*INSTRUCTIONS TO FOLLOW*:
Extract every entry word for word.

*DATA PROVIDED*:
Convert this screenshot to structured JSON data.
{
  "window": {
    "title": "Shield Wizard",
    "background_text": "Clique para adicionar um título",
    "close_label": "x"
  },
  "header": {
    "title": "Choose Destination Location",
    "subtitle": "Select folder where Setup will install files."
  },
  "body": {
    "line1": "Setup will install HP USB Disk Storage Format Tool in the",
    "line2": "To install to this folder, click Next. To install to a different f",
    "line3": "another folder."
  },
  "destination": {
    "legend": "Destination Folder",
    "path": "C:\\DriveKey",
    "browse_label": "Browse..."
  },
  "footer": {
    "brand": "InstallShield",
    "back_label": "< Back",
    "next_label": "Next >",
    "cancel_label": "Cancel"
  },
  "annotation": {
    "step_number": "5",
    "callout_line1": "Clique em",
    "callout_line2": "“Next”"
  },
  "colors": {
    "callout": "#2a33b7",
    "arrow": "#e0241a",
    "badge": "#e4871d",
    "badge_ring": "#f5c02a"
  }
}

*EXERCISE RESULT*:
Convert this screenshot to structured JSON data.
{
  "window": {
    "title": "Shield Wizard",
    "background_text": "Clique para adicionar um título",
    "close_label": "x"
  },
  "header": {
    "title": "Choose Destination Location",
    "subtitle": "Select folder where Setup will install files."
  },
  "body": {
    "line1": "Setup will install HP USB Disk Storage Format Tool in the",
    "line2": "To install to this folder, click Next. To install to a different f",
    "line3": "another folder."
  },
  "destination": {
    "legend": "Destination Folder",
    "path": "C:\\DriveKey",
    "browse_label": "Browse..."
  },
  "footer": {
    "brand": "InstallShield",
    "back_label": "< Back",
    "next_label": "Next >",
    "cancel_label": "Cancel"
  },
  "annotation": {
    "step_number": "5",
    "callout_line1": "Clique em",
    "callout_line2": "“Next”"
  },
  "colors": {
    "callout": "#2a33b7",
    "arrow": "#e0241a",
    "badge": "#e4871d",
    "badge_ring": "#f5c02a"
  }
}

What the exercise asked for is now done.